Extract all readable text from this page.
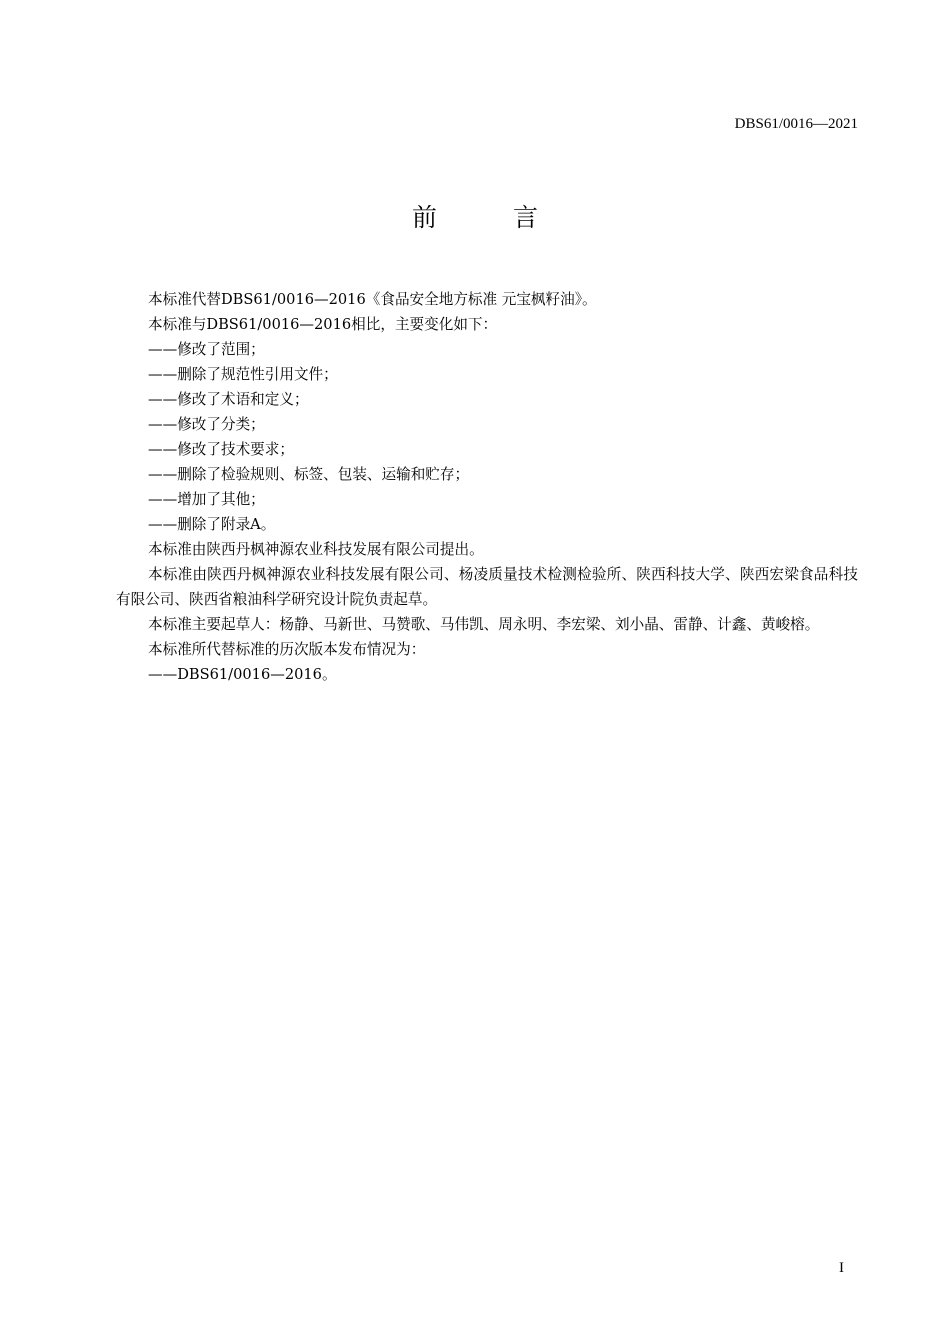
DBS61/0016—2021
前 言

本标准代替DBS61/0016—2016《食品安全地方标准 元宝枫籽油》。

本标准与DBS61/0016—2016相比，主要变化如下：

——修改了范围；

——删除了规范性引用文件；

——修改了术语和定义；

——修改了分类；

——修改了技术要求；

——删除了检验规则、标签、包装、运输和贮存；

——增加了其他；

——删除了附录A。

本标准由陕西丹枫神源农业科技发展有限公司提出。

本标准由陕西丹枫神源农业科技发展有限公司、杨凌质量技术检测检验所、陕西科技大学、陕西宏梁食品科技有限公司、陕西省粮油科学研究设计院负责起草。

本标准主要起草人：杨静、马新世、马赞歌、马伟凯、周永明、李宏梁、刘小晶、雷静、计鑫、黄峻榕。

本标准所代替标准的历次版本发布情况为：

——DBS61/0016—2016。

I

==

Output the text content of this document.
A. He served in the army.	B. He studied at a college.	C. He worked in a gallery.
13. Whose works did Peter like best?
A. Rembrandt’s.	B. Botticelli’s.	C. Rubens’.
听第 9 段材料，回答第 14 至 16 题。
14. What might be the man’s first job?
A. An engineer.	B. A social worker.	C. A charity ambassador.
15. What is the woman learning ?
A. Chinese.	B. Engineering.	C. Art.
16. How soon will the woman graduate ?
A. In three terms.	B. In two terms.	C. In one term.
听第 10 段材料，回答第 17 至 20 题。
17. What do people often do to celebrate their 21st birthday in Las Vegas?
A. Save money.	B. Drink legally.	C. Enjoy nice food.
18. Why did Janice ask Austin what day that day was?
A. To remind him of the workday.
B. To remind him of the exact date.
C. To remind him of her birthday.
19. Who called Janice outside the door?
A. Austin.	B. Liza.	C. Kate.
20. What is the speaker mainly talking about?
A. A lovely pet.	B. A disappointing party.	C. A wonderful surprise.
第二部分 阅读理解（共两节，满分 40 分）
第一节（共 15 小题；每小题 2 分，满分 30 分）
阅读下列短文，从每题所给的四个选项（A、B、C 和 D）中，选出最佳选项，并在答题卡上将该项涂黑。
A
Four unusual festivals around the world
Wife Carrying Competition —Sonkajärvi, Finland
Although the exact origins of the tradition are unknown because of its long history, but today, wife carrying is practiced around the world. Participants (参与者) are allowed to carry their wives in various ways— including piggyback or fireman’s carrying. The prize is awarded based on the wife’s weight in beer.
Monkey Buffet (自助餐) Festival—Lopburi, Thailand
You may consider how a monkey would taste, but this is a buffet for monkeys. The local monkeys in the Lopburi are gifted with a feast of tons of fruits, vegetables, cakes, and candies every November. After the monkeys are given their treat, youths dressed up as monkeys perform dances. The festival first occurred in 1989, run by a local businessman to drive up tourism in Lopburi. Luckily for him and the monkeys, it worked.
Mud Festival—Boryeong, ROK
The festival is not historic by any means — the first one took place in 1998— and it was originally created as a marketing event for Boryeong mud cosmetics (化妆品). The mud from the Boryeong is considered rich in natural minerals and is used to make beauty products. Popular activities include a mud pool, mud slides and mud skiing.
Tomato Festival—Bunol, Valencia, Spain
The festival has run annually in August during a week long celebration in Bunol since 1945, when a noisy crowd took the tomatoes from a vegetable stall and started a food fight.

> OBJECTIVE: Which lines hold the word "worked"? Copy all of them.

> EXERCISE OUTPUT:
A. He served in the army.	B. He studied at a college.	C. He worked in a gallery.
You may consider how a monkey would taste, but this is a buffet for monkeys. The local monkeys in the Lopburi are gifted with a feast of tons of fruits, vegetables, cakes, and candies every November. After the monkeys are given their treat, youths dressed up as monkeys perform dances. The festival first occurred in 1989, run by a local businessman to drive up tourism in Lopburi. Luckily for him and the monkeys, it worked.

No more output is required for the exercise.